[A block of data]
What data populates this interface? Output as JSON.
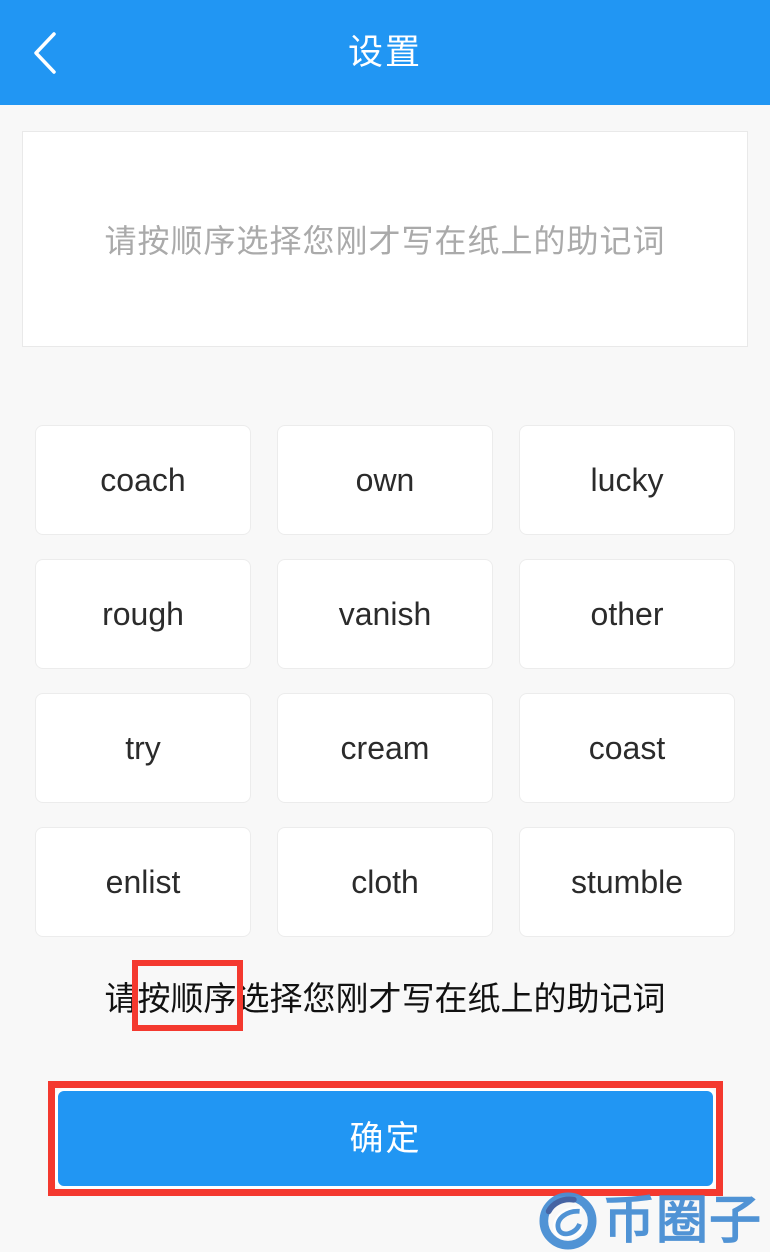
{
  "header": {
    "title": "设置",
    "back_icon": "chevron-left-icon",
    "background_color": "#2196f3",
    "title_color": "#ffffff"
  },
  "mnemonic_display": {
    "value": "",
    "placeholder": "请按顺序选择您刚才写在纸上的助记词",
    "placeholder_color": "#aaaaaa"
  },
  "word_grid": {
    "rows": [
      [
        "coach",
        "own",
        "lucky"
      ],
      [
        "rough",
        "vanish",
        "other"
      ],
      [
        "try",
        "cream",
        "coast"
      ],
      [
        "enlist",
        "cloth",
        "stumble"
      ]
    ],
    "words": [
      "coach",
      "own",
      "lucky",
      "rough",
      "vanish",
      "other",
      "try",
      "cream",
      "coast",
      "enlist",
      "cloth",
      "stumble"
    ]
  },
  "hint": {
    "prefix": "请",
    "highlighted": "按顺序",
    "suffix": "选择您刚才写在纸上的助记词",
    "full_text": "请按顺序选择您刚才写在纸上的助记词",
    "highlight_color": "#f4392f"
  },
  "confirm": {
    "label": "确定",
    "button_color": "#2196f3",
    "annotation_color": "#f4392f"
  },
  "watermark": {
    "text": "币圈子",
    "logo_icon": "circle-swirl-logo-icon",
    "color": "#4a8fd4"
  }
}
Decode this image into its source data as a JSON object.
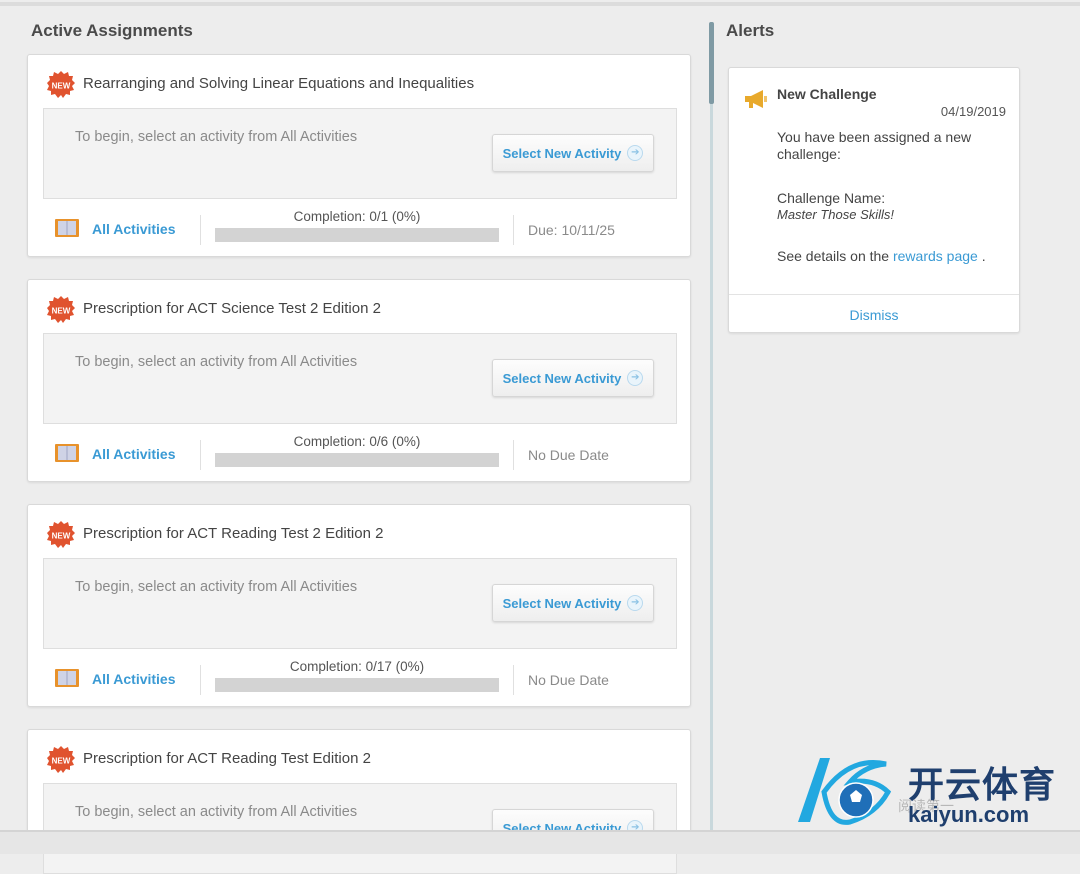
{
  "sections": {
    "active_title": "Active Assignments",
    "alerts_title": "Alerts"
  },
  "assignments": [
    {
      "title": "Rearranging and Solving Linear Equations and Inequalities",
      "hint": "To begin, select an activity from All Activities",
      "button": "Select New Activity",
      "all_activities": "All Activities",
      "completion": "Completion: 0/1 (0%)",
      "progress": 0,
      "due": "Due: 10/11/25"
    },
    {
      "title": "Prescription for ACT Science Test 2 Edition 2",
      "hint": "To begin, select an activity from All Activities",
      "button": "Select New Activity",
      "all_activities": "All Activities",
      "completion": "Completion: 0/6 (0%)",
      "progress": 0,
      "due": "No Due Date"
    },
    {
      "title": "Prescription for ACT Reading Test 2 Edition 2",
      "hint": "To begin, select an activity from All Activities",
      "button": "Select New Activity",
      "all_activities": "All Activities",
      "completion": "Completion: 0/17 (0%)",
      "progress": 0,
      "due": "No Due Date"
    },
    {
      "title": "Prescription for ACT Reading Test Edition 2",
      "hint": "To begin, select an activity from All Activities",
      "button": "Select New Activity"
    }
  ],
  "alert": {
    "heading": "New Challenge",
    "date": "04/19/2019",
    "message": "You have been assigned a new challenge:",
    "name_label": "Challenge Name:",
    "name": "Master Those Skills!",
    "details_prefix": "See details on the",
    "details_link": "rewards page",
    "details_suffix": ".",
    "dismiss": "Dismiss"
  },
  "badge_icon": "new-badge-icon",
  "book_icon": "book-icon",
  "alert_icon": "megaphone-icon",
  "colors": {
    "link": "#3a9ad4",
    "badge": "#e0532f",
    "book": "#e8922b",
    "megaphone": "#e8a92b"
  },
  "watermark": {
    "brand": "开云体育",
    "url": "kaiyun.com",
    "sub": "阅读第一"
  }
}
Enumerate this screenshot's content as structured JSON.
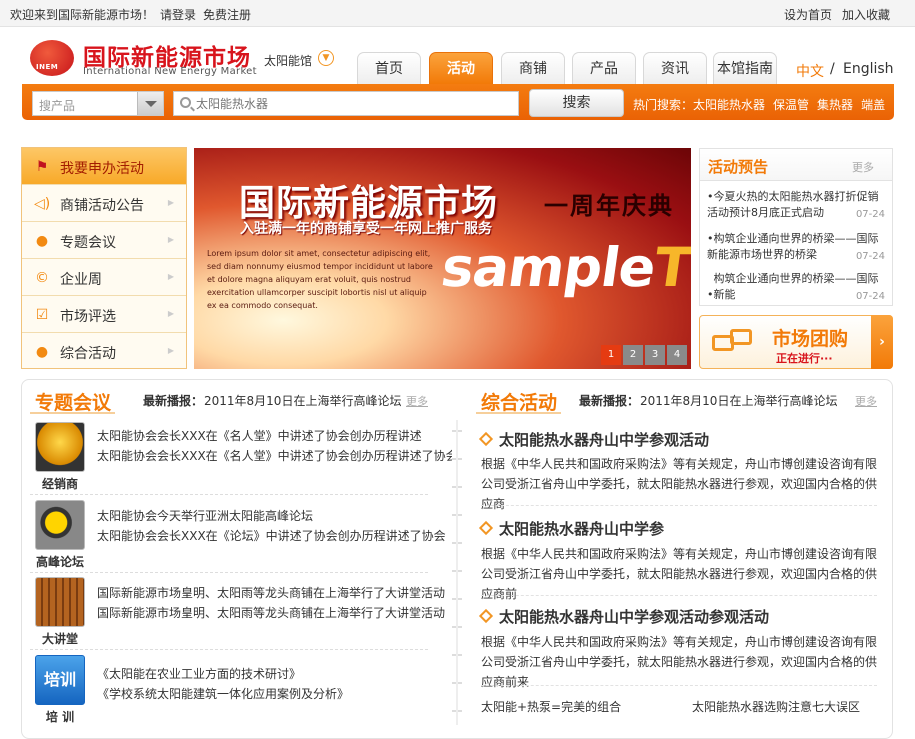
{
  "topbar": {
    "welcome": "欢迎来到国际新能源市场！",
    "login": "请登录",
    "register": "免费注册",
    "homepage": "设为首页",
    "favorite": "加入收藏"
  },
  "header": {
    "logo_cn": "国际新能源市场",
    "logo_en": "International New Energy Market",
    "logo_badge": "INEM",
    "hall": "太阳能馆"
  },
  "nav": {
    "tabs": [
      "首页",
      "活动",
      "商铺",
      "产品",
      "资讯",
      "本馆指南"
    ],
    "active": "活动"
  },
  "lang": {
    "cn": "中文",
    "sep": "/",
    "en": "English"
  },
  "search": {
    "category": "搜产品",
    "placeholder": "太阳能热水器",
    "button": "搜索",
    "hot_label": "热门搜索：",
    "hot": [
      "太阳能热水器",
      "保温管",
      "集热器",
      "端盖"
    ]
  },
  "menu": [
    {
      "label": "我要申办活动",
      "icon": "flag-icon"
    },
    {
      "label": "商铺活动公告",
      "icon": "speaker-icon"
    },
    {
      "label": "专题会议",
      "icon": "person-icon"
    },
    {
      "label": "企业周",
      "icon": "copyright-icon"
    },
    {
      "label": "市场评选",
      "icon": "checkbox-icon"
    },
    {
      "label": "综合活动",
      "icon": "chat-bubble-icon"
    }
  ],
  "banner": {
    "title": "国际新能源市场",
    "anniversary": "一周年庆典",
    "subtitle": "入驻满一年的商铺享受一年网上推广服务",
    "small_text": "Lorem ipsum dolor sit amet, consectetur adipiscing elit, sed diam nonnumy eiusmod tempor incididunt ut labore et dolore magna aliquyam erat voluit, quis nostrud exercitation ullamcorper suscipit lobortis nisl ut aliquip ex ea commodo consequat.",
    "sample_a": "sample",
    "sample_b": "TEXT",
    "pages": [
      "1",
      "2",
      "3",
      "4"
    ],
    "active_page": "1"
  },
  "preview": {
    "title": "活动预告",
    "more": "更多",
    "items": [
      {
        "text": "今夏火热的太阳能热水器打折促销活动预计8月底正式启动",
        "date": "07-24"
      },
      {
        "text": "构筑企业通向世界的桥梁——国际新能源市场世界的桥梁",
        "date": "07-24"
      },
      {
        "text": "构筑企业通向世界的桥梁——国际新能",
        "date": "07-24"
      }
    ]
  },
  "groupbuy": {
    "title": "市场团购",
    "sub": "正在进行···"
  },
  "conferences": {
    "title": "专题会议",
    "news_label": "最新播报：",
    "news": "2011年8月10日在上海举行高峰论坛",
    "more": "更多",
    "rows": [
      {
        "caption": "经销商",
        "lines": [
          "太阳能协会会长XXX在《名人堂》中讲述了协会创办历程讲述",
          "太阳能协会会长XXX在《名人堂》中讲述了协会创办历程讲述了协会"
        ]
      },
      {
        "caption": "高峰论坛",
        "lines": [
          "太阳能协会今天举行亚洲太阳能高峰论坛",
          "太阳能协会会长XXX在《论坛》中讲述了协会创办历程讲述了协会"
        ]
      },
      {
        "caption": "大讲堂",
        "lines": [
          "国际新能源市场皇明、太阳雨等龙头商铺在上海举行了大讲堂活动",
          "国际新能源市场皇明、太阳雨等龙头商铺在上海举行了大讲堂活动"
        ]
      },
      {
        "caption": "培  训",
        "icon_text": "培训",
        "lines": [
          "《太阳能在农业工业方面的技术研讨》",
          "《学校系统太阳能建筑一体化应用案例及分析》"
        ]
      }
    ]
  },
  "activities": {
    "title": "综合活动",
    "news_label": "最新播报：",
    "news": "2011年8月10日在上海举行高峰论坛",
    "more": "更多",
    "items": [
      {
        "title": "太阳能热水器舟山中学参观活动",
        "body": "根据《中华人民共和国政府采购法》等有关规定，舟山市博创建设咨询有限公司受浙江省舟山中学委托，就太阳能热水器进行参观，欢迎国内合格的供应商"
      },
      {
        "title": "太阳能热水器舟山中学参",
        "body": "根据《中华人民共和国政府采购法》等有关规定，舟山市博创建设咨询有限公司受浙江省舟山中学委托，就太阳能热水器进行参观，欢迎国内合格的供应商前"
      },
      {
        "title": "太阳能热水器舟山中学参观活动参观活动",
        "body": "根据《中华人民共和国政府采购法》等有关规定，舟山市博创建设咨询有限公司受浙江省舟山中学委托，就太阳能热水器进行参观，欢迎国内合格的供应商前来"
      }
    ],
    "footer_links": [
      "太阳能+热泵=完美的组合",
      "太阳能热水器选购注意七大误区"
    ]
  },
  "colors": {
    "accent": "#f27a08",
    "brand_red": "#d8141c",
    "menu_bg": "#fffbf1"
  }
}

■ BRIEF: Your task is to repeat the data above exactly while excluding the pictures.

■ FULL ANSWER:
What data populates this interface? Output as JSON.
{
  "header": {
    "title": "设置",
    "back_icon": "chevron-left-icon",
    "background_color": "#2196f3",
    "title_color": "#ffffff"
  },
  "mnemonic_display": {
    "value": "",
    "placeholder": "请按顺序选择您刚才写在纸上的助记词",
    "placeholder_color": "#aaaaaa"
  },
  "word_grid": {
    "rows": [
      [
        "coach",
        "own",
        "lucky"
      ],
      [
        "rough",
        "vanish",
        "other"
      ],
      [
        "try",
        "cream",
        "coast"
      ],
      [
        "enlist",
        "cloth",
        "stumble"
      ]
    ],
    "words": [
      "coach",
      "own",
      "lucky",
      "rough",
      "vanish",
      "other",
      "try",
      "cream",
      "coast",
      "enlist",
      "cloth",
      "stumble"
    ]
  },
  "hint": {
    "prefix": "请",
    "highlighted": "按顺序",
    "suffix": "选择您刚才写在纸上的助记词",
    "full_text": "请按顺序选择您刚才写在纸上的助记词",
    "highlight_color": "#f4392f"
  },
  "confirm": {
    "label": "确定",
    "button_color": "#2196f3",
    "annotation_color": "#f4392f"
  },
  "watermark": {
    "text": "币圈子",
    "logo_icon": "circle-swirl-logo-icon",
    "color": "#4a8fd4"
  }
}
Decode this image into its source data as a JSON object.
{
  "sections": {
    "active_title": "Active Assignments",
    "alerts_title": "Alerts"
  },
  "assignments": [
    {
      "title": "Rearranging and Solving Linear Equations and Inequalities",
      "hint": "To begin, select an activity from All Activities",
      "button": "Select New Activity",
      "all_activities": "All Activities",
      "completion": "Completion: 0/1 (0%)",
      "progress": 0,
      "due": "Due: 10/11/25"
    },
    {
      "title": "Prescription for ACT Science Test 2 Edition 2",
      "hint": "To begin, select an activity from All Activities",
      "button": "Select New Activity",
      "all_activities": "All Activities",
      "completion": "Completion: 0/6 (0%)",
      "progress": 0,
      "due": "No Due Date"
    },
    {
      "title": "Prescription for ACT Reading Test 2 Edition 2",
      "hint": "To begin, select an activity from All Activities",
      "button": "Select New Activity",
      "all_activities": "All Activities",
      "completion": "Completion: 0/17 (0%)",
      "progress": 0,
      "due": "No Due Date"
    },
    {
      "title": "Prescription for ACT Reading Test Edition 2",
      "hint": "To begin, select an activity from All Activities",
      "button": "Select New Activity"
    }
  ],
  "alert": {
    "heading": "New Challenge",
    "date": "04/19/2019",
    "message": "You have been assigned a new challenge:",
    "name_label": "Challenge Name:",
    "name": "Master Those Skills!",
    "details_prefix": "See details on the",
    "details_link": "rewards page",
    "details_suffix": ".",
    "dismiss": "Dismiss"
  },
  "badge_icon": "new-badge-icon",
  "book_icon": "book-icon",
  "alert_icon": "megaphone-icon",
  "colors": {
    "link": "#3a9ad4",
    "badge": "#e0532f",
    "book": "#e8922b",
    "megaphone": "#e8a92b"
  },
  "watermark": {
    "brand": "开云体育",
    "url": "kaiyun.com",
    "sub": "阅读第一"
  }
}
Enumerate this screenshot's content as structured JSON.
{
  "topbar": {
    "welcome": "欢迎来到国际新能源市场！",
    "login": "请登录",
    "register": "免费注册",
    "homepage": "设为首页",
    "favorite": "加入收藏"
  },
  "header": {
    "logo_cn": "国际新能源市场",
    "logo_en": "International New Energy Market",
    "logo_badge": "INEM",
    "hall": "太阳能馆"
  },
  "nav": {
    "tabs": [
      "首页",
      "活动",
      "商铺",
      "产品",
      "资讯",
      "本馆指南"
    ],
    "active": "活动"
  },
  "lang": {
    "cn": "中文",
    "sep": "/",
    "en": "English"
  },
  "search": {
    "category": "搜产品",
    "placeholder": "太阳能热水器",
    "button": "搜索",
    "hot_label": "热门搜索：",
    "hot": [
      "太阳能热水器",
      "保温管",
      "集热器",
      "端盖"
    ]
  },
  "menu": [
    {
      "label": "我要申办活动",
      "icon": "flag-icon"
    },
    {
      "label": "商铺活动公告",
      "icon": "speaker-icon"
    },
    {
      "label": "专题会议",
      "icon": "person-icon"
    },
    {
      "label": "企业周",
      "icon": "copyright-icon"
    },
    {
      "label": "市场评选",
      "icon": "checkbox-icon"
    },
    {
      "label": "综合活动",
      "icon": "chat-bubble-icon"
    }
  ],
  "banner": {
    "title": "国际新能源市场",
    "anniversary": "一周年庆典",
    "subtitle": "入驻满一年的商铺享受一年网上推广服务",
    "small_text": "Lorem ipsum dolor sit amet, consectetur adipiscing elit, sed diam nonnumy eiusmod tempor incididunt ut labore et dolore magna aliquyam erat voluit, quis nostrud exercitation ullamcorper suscipit lobortis nisl ut aliquip ex ea commodo consequat.",
    "sample_a": "sample",
    "sample_b": "TEXT",
    "pages": [
      "1",
      "2",
      "3",
      "4"
    ],
    "active_page": "1"
  },
  "preview": {
    "title": "活动预告",
    "more": "更多",
    "items": [
      {
        "text": "今夏火热的太阳能热水器打折促销活动预计8月底正式启动",
        "date": "07-24"
      },
      {
        "text": "构筑企业通向世界的桥梁——国际新能源市场世界的桥梁",
        "date": "07-24"
      },
      {
        "text": "构筑企业通向世界的桥梁——国际新能",
        "date": "07-24"
      }
    ]
  },
  "groupbuy": {
    "title": "市场团购",
    "sub": "正在进行···"
  },
  "conferences": {
    "title": "专题会议",
    "news_label": "最新播报：",
    "news": "2011年8月10日在上海举行高峰论坛",
    "more": "更多",
    "rows": [
      {
        "caption": "经销商",
        "lines": [
          "太阳能协会会长XXX在《名人堂》中讲述了协会创办历程讲述",
          "太阳能协会会长XXX在《名人堂》中讲述了协会创办历程讲述了协会"
        ]
      },
      {
        "caption": "高峰论坛",
        "lines": [
          "太阳能协会今天举行亚洲太阳能高峰论坛",
          "太阳能协会会长XXX在《论坛》中讲述了协会创办历程讲述了协会"
        ]
      },
      {
        "caption": "大讲堂",
        "lines": [
          "国际新能源市场皇明、太阳雨等龙头商铺在上海举行了大讲堂活动",
          "国际新能源市场皇明、太阳雨等龙头商铺在上海举行了大讲堂活动"
        ]
      },
      {
        "caption": "培  训",
        "icon_text": "培训",
        "lines": [
          "《太阳能在农业工业方面的技术研讨》",
          "《学校系统太阳能建筑一体化应用案例及分析》"
        ]
      }
    ]
  },
  "activities": {
    "title": "综合活动",
    "news_label": "最新播报：",
    "news": "2011年8月10日在上海举行高峰论坛",
    "more": "更多",
    "items": [
      {
        "title": "太阳能热水器舟山中学参观活动",
        "body": "根据《中华人民共和国政府采购法》等有关规定，舟山市博创建设咨询有限公司受浙江省舟山中学委托，就太阳能热水器进行参观，欢迎国内合格的供应商"
      },
      {
        "title": "太阳能热水器舟山中学参",
        "body": "根据《中华人民共和国政府采购法》等有关规定，舟山市博创建设咨询有限公司受浙江省舟山中学委托，就太阳能热水器进行参观，欢迎国内合格的供应商前"
      },
      {
        "title": "太阳能热水器舟山中学参观活动参观活动",
        "body": "根据《中华人民共和国政府采购法》等有关规定，舟山市博创建设咨询有限公司受浙江省舟山中学委托，就太阳能热水器进行参观，欢迎国内合格的供应商前来"
      }
    ],
    "footer_links": [
      "太阳能+热泵=完美的组合",
      "太阳能热水器选购注意七大误区"
    ]
  },
  "colors": {
    "accent": "#f27a08",
    "brand_red": "#d8141c",
    "menu_bg": "#fffbf1"
  }
}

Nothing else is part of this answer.